## Problem requirements
From the entries below, copy every line where the string "蚂蚁是个厚颜无耻的亡命徒" appears.

## Data provided
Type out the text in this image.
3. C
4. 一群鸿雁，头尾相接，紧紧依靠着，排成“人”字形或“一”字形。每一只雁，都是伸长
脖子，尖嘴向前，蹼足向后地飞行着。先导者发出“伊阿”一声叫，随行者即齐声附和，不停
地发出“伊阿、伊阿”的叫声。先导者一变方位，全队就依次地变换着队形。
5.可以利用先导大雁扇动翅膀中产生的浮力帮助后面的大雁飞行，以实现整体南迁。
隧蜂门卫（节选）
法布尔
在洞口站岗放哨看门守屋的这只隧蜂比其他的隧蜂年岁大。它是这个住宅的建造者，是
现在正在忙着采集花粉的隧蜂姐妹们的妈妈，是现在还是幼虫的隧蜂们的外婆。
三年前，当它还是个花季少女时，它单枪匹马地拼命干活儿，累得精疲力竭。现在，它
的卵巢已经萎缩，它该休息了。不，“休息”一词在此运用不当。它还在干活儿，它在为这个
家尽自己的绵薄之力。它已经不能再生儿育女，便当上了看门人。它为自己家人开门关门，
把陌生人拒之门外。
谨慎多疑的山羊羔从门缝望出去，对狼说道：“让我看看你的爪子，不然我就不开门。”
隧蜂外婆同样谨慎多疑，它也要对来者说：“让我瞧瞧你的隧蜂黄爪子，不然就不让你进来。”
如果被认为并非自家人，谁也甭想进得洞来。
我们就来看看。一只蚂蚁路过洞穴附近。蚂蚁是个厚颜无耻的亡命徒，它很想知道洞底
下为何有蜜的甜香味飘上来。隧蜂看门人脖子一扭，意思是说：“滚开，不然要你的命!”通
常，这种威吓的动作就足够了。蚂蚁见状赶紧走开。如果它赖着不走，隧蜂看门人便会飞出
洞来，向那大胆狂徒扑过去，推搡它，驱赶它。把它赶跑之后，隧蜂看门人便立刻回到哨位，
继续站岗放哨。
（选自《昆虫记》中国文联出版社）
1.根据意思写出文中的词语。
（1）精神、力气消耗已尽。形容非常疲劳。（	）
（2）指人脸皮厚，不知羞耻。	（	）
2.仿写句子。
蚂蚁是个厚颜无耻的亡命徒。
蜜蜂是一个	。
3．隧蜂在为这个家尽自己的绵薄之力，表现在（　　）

## Written reply
我们就来看看。一只蚂蚁路过洞穴附近。蚂蚁是个厚颜无耻的亡命徒，它很想知道洞底
蚂蚁是个厚颜无耻的亡命徒。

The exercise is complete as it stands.